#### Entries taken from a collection
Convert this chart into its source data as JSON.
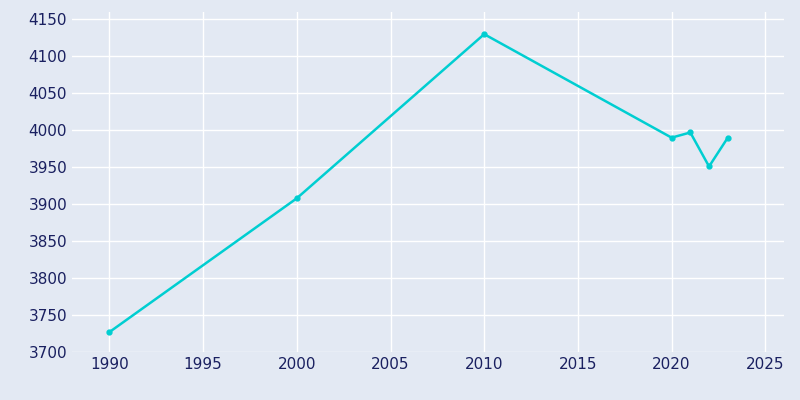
{
  "years": [
    1990,
    2000,
    2010,
    2020,
    2021,
    2022,
    2023
  ],
  "population": [
    3727,
    3908,
    4130,
    3990,
    3997,
    3951,
    3990
  ],
  "line_color": "#00CED1",
  "bg_color": "#E3E9F3",
  "grid_color": "#FFFFFF",
  "text_color": "#1a2060",
  "xlim": [
    1988,
    2026
  ],
  "ylim": [
    3700,
    4160
  ],
  "xticks": [
    1990,
    1995,
    2000,
    2005,
    2010,
    2015,
    2020,
    2025
  ],
  "yticks": [
    3700,
    3750,
    3800,
    3850,
    3900,
    3950,
    4000,
    4050,
    4100,
    4150
  ],
  "figsize": [
    8.0,
    4.0
  ],
  "dpi": 100
}
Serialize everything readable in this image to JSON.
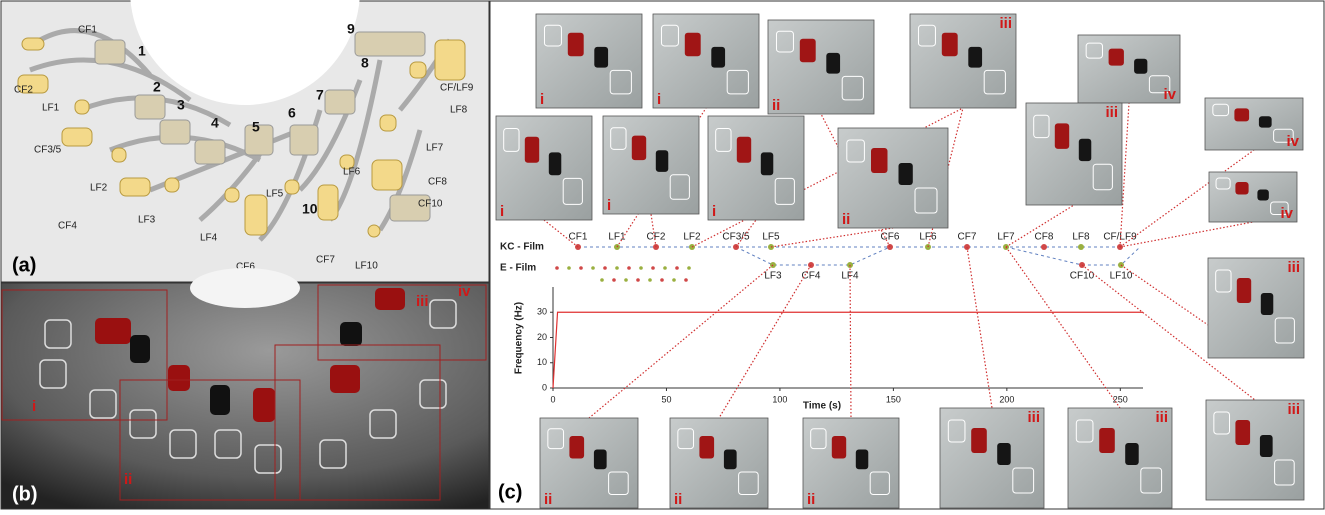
{
  "panel_a": {
    "tag": "(a)",
    "labels": [
      "CF1",
      "1",
      "CF2",
      "2",
      "LF1",
      "3",
      "CF3/5",
      "4",
      "5",
      "LF2",
      "CF4",
      "LF3",
      "LF4",
      "LF5",
      "6",
      "7",
      "LF6",
      "8",
      "9",
      "CF/LF9",
      "LF8",
      "LF7",
      "CF8",
      "CF10",
      "10",
      "CF6",
      "CF7",
      "LF10"
    ]
  },
  "panel_b": {
    "tag": "(b)",
    "regions": [
      "i",
      "ii",
      "iii",
      "iv"
    ]
  },
  "panel_c": {
    "tag": "(c)",
    "kc_film": {
      "label": "KC - Film",
      "points": [
        "CF1",
        "LF1",
        "CF2",
        "LF2",
        "CF3/5",
        "LF5",
        "CF6",
        "LF6",
        "CF7",
        "LF7",
        "CF8",
        "LF8",
        "CF/LF9"
      ]
    },
    "e_film": {
      "label": "E - Film",
      "points": [
        "LF3",
        "CF4",
        "LF4",
        "CF10",
        "LF10"
      ]
    },
    "chart": {
      "x": [
        0,
        2,
        260
      ],
      "values": [
        0,
        30,
        30
      ],
      "xlim": [
        0,
        260
      ],
      "ylim": [
        0,
        40
      ],
      "xticks": [
        0,
        50,
        100,
        150,
        200,
        250
      ],
      "yticks": [
        0,
        10,
        20,
        30
      ],
      "x_label": "Time (s)",
      "y_label": "Frequency (Hz)",
      "color": "#e03030"
    },
    "thumbnails": [
      "i",
      "i",
      "ii",
      "iii",
      "iv",
      "i",
      "i",
      "i",
      "ii",
      "iii",
      "iv",
      "iv",
      "iii",
      "iii",
      "ii",
      "ii",
      "ii",
      "iii",
      "iii"
    ]
  }
}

#### Stated problem
Make an exact copy of the data above, pictures excluded.

#### Written solution
Convert this chart into its source data as JSON.
{
  "years": [
    1990,
    2000,
    2010,
    2020,
    2021,
    2022,
    2023
  ],
  "population": [
    3727,
    3908,
    4130,
    3990,
    3997,
    3951,
    3990
  ],
  "line_color": "#00CED1",
  "bg_color": "#E3E9F3",
  "grid_color": "#FFFFFF",
  "text_color": "#1a2060",
  "xlim": [
    1988,
    2026
  ],
  "ylim": [
    3700,
    4160
  ],
  "xticks": [
    1990,
    1995,
    2000,
    2005,
    2010,
    2015,
    2020,
    2025
  ],
  "yticks": [
    3700,
    3750,
    3800,
    3850,
    3900,
    3950,
    4000,
    4050,
    4100,
    4150
  ],
  "figsize": [
    8.0,
    4.0
  ],
  "dpi": 100
}
Serialize everything readable in this image to JSON.
{
  "panel_a": {
    "tag": "(a)",
    "labels": [
      "CF1",
      "1",
      "CF2",
      "2",
      "LF1",
      "3",
      "CF3/5",
      "4",
      "5",
      "LF2",
      "CF4",
      "LF3",
      "LF4",
      "LF5",
      "6",
      "7",
      "LF6",
      "8",
      "9",
      "CF/LF9",
      "LF8",
      "LF7",
      "CF8",
      "CF10",
      "10",
      "CF6",
      "CF7",
      "LF10"
    ]
  },
  "panel_b": {
    "tag": "(b)",
    "regions": [
      "i",
      "ii",
      "iii",
      "iv"
    ]
  },
  "panel_c": {
    "tag": "(c)",
    "kc_film": {
      "label": "KC - Film",
      "points": [
        "CF1",
        "LF1",
        "CF2",
        "LF2",
        "CF3/5",
        "LF5",
        "CF6",
        "LF6",
        "CF7",
        "LF7",
        "CF8",
        "LF8",
        "CF/LF9"
      ]
    },
    "e_film": {
      "label": "E - Film",
      "points": [
        "LF3",
        "CF4",
        "LF4",
        "CF10",
        "LF10"
      ]
    },
    "chart": {
      "x": [
        0,
        2,
        260
      ],
      "values": [
        0,
        30,
        30
      ],
      "xlim": [
        0,
        260
      ],
      "ylim": [
        0,
        40
      ],
      "xticks": [
        0,
        50,
        100,
        150,
        200,
        250
      ],
      "yticks": [
        0,
        10,
        20,
        30
      ],
      "x_label": "Time (s)",
      "y_label": "Frequency (Hz)",
      "color": "#e03030"
    },
    "thumbnails": [
      "i",
      "i",
      "ii",
      "iii",
      "iv",
      "i",
      "i",
      "i",
      "ii",
      "iii",
      "iv",
      "iv",
      "iii",
      "iii",
      "ii",
      "ii",
      "ii",
      "iii",
      "iii"
    ]
  }
}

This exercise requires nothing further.